== Task details ==
Exclude the pictures; give every entry again exactly as written.

== Extracted material ==
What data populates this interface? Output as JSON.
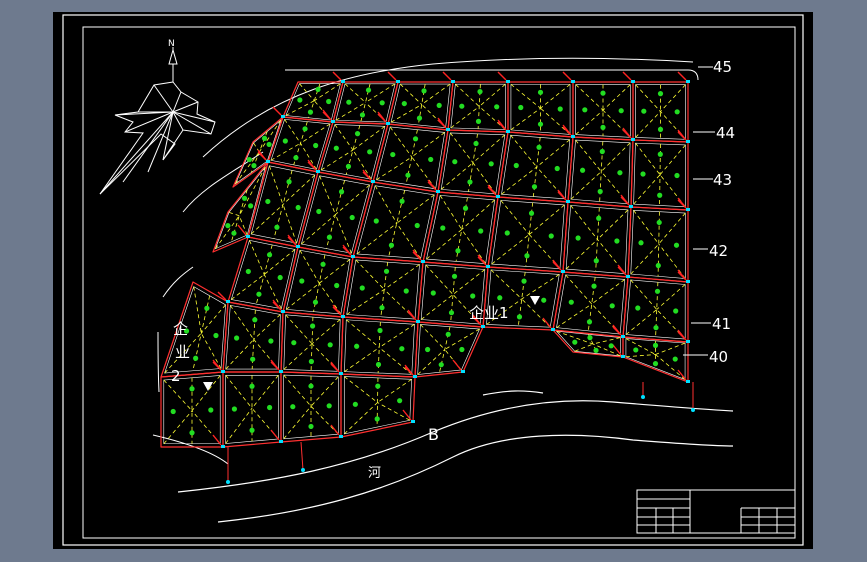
{
  "north_label": "N",
  "contour_labels": [
    "45",
    "44",
    "43",
    "42",
    "41",
    "40"
  ],
  "zone_labels": {
    "enterprise1": "企业1",
    "enterprise2_line1": "企",
    "enterprise2_line2": "业",
    "enterprise2_line3": "2"
  },
  "river_label": "河",
  "river_point": "B",
  "colors": {
    "background": "#000000",
    "frame": "#ffffff",
    "block_outline": "#ff3030",
    "road_edge": "#ffffff",
    "catchment_lines": "#ffff33",
    "sub_node_markers": "#22dd22",
    "flow_arrows": "#ff2222",
    "pipe_nodes": "#00e0ff"
  }
}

== Complete response ==
What data populates this interface? Output as JSON.
{
  "north_label": "N",
  "contour_labels": [
    "45",
    "44",
    "43",
    "42",
    "41",
    "40"
  ],
  "zone_labels": {
    "enterprise1": "企业1",
    "enterprise2_line1": "企",
    "enterprise2_line2": "业",
    "enterprise2_line3": "2"
  },
  "river_label": "河",
  "river_point": "B",
  "colors": {
    "background": "#000000",
    "frame": "#ffffff",
    "block_outline": "#ff3030",
    "road_edge": "#ffffff",
    "catchment_lines": "#ffff33",
    "sub_node_markers": "#22dd22",
    "flow_arrows": "#ff2222",
    "pipe_nodes": "#00e0ff"
  }
}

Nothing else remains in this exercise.